--- begin ---
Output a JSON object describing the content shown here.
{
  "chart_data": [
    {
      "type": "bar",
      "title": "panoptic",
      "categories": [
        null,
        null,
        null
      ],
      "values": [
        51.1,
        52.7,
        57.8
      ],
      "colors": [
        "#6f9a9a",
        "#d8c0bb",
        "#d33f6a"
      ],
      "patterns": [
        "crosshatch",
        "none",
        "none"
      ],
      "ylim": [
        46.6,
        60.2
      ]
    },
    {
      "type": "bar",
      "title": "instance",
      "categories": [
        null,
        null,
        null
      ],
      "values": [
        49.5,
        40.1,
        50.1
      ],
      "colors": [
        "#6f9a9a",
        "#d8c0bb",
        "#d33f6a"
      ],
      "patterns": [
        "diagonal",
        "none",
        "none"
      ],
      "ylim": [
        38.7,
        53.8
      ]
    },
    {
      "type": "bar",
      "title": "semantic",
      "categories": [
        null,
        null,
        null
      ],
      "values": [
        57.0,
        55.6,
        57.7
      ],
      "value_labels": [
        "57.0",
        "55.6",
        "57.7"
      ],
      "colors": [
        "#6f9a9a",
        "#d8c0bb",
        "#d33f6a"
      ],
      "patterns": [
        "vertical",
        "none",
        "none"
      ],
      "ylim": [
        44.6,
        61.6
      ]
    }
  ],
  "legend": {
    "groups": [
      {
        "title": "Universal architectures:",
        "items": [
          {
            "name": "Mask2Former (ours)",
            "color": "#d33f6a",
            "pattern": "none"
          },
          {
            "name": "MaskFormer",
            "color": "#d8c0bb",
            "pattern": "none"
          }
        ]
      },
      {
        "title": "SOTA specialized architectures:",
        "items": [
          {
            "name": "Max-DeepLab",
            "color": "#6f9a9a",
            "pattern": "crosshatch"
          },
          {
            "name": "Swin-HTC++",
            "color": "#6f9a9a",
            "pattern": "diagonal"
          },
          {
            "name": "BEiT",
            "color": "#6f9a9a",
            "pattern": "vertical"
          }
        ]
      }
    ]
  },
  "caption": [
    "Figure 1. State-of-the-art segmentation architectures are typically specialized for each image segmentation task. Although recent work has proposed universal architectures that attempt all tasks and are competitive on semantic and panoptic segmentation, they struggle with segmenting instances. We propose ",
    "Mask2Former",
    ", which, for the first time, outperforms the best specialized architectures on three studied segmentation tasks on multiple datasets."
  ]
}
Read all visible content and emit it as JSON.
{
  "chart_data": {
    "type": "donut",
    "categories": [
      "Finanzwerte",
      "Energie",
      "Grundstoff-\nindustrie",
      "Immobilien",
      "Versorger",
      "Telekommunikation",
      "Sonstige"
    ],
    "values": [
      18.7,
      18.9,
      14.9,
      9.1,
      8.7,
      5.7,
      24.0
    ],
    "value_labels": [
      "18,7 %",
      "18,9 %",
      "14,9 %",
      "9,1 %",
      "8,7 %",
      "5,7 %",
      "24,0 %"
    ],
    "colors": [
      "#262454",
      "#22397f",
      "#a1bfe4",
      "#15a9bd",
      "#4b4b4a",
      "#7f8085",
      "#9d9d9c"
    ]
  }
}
--- end ---
### Directions for this task
Report the count of lines in the entries that contain the string "JSON", and nothing besides it.

### Final result
2